Exercise description » Copy all lines holding the word "this" from the entries.
===== Data section
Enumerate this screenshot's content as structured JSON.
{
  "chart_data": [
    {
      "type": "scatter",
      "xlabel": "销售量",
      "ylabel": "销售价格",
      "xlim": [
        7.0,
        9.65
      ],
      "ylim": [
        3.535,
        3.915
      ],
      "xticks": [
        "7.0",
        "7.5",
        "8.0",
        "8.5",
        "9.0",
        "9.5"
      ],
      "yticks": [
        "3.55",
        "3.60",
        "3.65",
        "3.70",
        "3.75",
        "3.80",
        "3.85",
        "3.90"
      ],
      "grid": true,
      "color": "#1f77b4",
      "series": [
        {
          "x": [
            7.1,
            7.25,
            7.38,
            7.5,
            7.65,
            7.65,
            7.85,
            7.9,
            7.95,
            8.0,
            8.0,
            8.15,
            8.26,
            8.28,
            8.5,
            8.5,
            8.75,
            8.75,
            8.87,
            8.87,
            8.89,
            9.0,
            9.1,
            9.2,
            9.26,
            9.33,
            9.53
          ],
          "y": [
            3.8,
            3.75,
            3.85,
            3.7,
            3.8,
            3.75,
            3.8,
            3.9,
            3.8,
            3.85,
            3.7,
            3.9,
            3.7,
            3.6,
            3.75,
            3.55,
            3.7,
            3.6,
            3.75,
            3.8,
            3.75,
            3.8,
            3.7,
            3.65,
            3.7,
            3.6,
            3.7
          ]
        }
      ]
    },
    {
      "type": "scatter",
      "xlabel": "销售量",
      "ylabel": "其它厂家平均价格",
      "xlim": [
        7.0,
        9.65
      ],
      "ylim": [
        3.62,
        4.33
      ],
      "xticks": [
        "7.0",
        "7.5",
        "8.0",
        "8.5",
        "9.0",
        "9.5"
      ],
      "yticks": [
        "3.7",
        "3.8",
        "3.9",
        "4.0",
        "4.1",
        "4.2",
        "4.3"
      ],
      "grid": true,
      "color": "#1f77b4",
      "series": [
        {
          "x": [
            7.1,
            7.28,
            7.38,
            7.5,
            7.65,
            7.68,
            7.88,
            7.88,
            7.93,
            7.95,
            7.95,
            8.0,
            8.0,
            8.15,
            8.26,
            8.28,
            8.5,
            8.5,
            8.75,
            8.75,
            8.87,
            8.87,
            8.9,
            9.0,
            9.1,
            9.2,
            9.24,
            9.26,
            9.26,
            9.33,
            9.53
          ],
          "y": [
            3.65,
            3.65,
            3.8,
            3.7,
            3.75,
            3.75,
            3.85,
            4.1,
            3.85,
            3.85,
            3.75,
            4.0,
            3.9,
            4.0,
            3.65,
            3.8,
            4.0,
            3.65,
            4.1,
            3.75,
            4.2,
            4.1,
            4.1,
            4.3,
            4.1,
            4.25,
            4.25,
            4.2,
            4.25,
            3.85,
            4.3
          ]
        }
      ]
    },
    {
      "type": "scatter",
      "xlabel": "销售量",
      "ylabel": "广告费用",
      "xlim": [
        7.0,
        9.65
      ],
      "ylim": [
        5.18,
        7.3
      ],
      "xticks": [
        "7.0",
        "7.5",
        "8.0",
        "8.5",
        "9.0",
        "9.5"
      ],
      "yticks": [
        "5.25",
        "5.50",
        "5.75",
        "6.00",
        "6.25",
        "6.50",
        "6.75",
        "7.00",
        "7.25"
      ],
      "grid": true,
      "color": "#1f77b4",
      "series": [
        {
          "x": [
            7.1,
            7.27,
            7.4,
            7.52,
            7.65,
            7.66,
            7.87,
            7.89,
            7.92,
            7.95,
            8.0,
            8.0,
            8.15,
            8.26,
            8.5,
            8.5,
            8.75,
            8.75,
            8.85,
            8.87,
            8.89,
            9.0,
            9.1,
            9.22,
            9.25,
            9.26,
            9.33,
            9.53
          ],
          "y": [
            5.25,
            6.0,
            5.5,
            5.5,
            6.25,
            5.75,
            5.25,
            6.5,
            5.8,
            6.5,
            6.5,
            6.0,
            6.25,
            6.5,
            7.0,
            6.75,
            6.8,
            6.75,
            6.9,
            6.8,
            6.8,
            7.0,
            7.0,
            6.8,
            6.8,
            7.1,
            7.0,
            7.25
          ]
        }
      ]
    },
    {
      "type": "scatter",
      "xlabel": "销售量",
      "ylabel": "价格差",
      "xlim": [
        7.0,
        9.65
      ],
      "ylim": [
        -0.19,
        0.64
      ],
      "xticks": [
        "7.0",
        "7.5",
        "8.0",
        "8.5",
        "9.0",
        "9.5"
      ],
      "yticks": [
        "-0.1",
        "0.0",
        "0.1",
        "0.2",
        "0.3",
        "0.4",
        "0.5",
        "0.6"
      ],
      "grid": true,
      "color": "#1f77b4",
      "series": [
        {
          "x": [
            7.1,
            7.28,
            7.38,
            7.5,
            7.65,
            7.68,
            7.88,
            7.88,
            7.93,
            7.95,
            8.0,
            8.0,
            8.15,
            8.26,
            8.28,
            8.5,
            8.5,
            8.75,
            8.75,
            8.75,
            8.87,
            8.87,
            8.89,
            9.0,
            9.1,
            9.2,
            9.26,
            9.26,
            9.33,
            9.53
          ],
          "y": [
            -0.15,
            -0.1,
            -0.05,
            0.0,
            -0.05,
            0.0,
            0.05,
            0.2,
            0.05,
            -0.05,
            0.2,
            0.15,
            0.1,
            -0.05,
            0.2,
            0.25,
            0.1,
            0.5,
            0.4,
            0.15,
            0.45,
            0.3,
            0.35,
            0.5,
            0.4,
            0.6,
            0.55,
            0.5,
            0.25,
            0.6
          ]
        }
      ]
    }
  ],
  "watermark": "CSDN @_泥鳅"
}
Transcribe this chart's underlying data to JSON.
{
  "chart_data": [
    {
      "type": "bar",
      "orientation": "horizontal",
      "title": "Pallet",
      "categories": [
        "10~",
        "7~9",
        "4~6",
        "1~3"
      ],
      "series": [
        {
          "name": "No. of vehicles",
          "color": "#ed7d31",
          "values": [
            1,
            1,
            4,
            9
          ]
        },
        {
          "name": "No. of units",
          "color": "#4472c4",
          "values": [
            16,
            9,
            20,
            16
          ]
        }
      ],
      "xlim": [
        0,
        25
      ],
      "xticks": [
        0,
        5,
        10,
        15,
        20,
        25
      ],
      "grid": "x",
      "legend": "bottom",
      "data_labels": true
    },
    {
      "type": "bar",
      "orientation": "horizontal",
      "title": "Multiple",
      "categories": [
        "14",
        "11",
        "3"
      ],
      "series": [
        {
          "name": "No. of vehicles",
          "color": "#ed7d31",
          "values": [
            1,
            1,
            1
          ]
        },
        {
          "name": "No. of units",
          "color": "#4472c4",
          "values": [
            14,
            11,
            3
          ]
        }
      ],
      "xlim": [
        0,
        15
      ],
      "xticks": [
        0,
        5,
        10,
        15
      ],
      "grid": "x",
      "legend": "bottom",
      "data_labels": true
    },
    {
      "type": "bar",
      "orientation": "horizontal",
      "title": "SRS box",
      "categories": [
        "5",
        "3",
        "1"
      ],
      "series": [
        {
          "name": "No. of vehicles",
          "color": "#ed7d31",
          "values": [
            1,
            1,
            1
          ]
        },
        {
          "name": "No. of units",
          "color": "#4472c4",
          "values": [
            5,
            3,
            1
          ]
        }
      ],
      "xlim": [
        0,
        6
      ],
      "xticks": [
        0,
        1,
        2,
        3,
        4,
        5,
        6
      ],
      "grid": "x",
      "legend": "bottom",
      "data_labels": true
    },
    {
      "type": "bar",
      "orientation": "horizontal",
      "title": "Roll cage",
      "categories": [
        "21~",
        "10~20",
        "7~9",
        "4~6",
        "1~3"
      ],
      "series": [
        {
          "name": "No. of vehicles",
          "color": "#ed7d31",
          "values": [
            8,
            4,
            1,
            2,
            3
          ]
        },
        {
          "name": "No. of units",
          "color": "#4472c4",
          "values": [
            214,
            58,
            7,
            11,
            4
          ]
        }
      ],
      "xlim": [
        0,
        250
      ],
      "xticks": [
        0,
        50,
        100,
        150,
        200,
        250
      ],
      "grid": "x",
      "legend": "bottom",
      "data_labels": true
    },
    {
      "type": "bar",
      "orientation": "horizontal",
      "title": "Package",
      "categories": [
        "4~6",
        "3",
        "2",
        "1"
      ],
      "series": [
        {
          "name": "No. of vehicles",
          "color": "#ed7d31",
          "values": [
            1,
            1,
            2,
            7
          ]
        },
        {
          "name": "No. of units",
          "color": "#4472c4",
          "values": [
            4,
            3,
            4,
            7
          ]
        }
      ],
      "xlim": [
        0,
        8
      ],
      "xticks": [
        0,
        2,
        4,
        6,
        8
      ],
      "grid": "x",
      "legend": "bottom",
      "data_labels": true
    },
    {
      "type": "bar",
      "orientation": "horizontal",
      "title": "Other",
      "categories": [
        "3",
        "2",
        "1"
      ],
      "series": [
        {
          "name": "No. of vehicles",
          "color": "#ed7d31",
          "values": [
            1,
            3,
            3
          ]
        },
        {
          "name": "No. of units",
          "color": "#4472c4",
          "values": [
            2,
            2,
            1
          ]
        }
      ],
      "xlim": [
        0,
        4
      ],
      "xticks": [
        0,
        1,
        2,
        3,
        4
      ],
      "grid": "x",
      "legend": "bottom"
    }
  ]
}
==========
Answer to the exercise »
Enumerate this screenshot's content as structured JSON.
Transcribe this chart's underlying data to JSON.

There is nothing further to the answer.